*** Record list

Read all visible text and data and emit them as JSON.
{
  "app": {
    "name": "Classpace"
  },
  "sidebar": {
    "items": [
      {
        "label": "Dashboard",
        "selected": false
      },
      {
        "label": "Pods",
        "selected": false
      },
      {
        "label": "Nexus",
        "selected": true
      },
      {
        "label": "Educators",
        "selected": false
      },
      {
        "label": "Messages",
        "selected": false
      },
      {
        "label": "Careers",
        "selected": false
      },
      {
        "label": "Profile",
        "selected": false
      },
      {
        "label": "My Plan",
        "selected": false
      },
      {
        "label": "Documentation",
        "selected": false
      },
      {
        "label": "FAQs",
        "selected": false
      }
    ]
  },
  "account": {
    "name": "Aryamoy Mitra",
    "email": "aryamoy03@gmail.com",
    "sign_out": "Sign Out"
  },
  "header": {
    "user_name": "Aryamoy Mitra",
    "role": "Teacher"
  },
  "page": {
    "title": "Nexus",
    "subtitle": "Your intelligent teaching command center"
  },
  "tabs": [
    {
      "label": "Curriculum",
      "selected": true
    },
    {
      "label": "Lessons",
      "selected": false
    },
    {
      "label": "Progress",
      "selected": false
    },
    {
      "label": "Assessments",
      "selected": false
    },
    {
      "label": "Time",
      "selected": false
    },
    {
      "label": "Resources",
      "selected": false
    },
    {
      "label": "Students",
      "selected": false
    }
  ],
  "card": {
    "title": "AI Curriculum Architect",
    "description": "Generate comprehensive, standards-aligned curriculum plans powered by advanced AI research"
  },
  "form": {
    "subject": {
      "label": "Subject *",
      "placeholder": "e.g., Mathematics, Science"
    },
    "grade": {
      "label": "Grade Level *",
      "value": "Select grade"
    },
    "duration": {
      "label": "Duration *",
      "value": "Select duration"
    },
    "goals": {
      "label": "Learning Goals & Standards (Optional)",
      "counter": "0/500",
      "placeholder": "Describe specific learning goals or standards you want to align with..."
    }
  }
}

******

◆ **Objective**
Among the lines of the material, find those that hold the word "value" and copy them.

◆ **Task answer**
      "value": "Select grade"
      "value": "Select duration"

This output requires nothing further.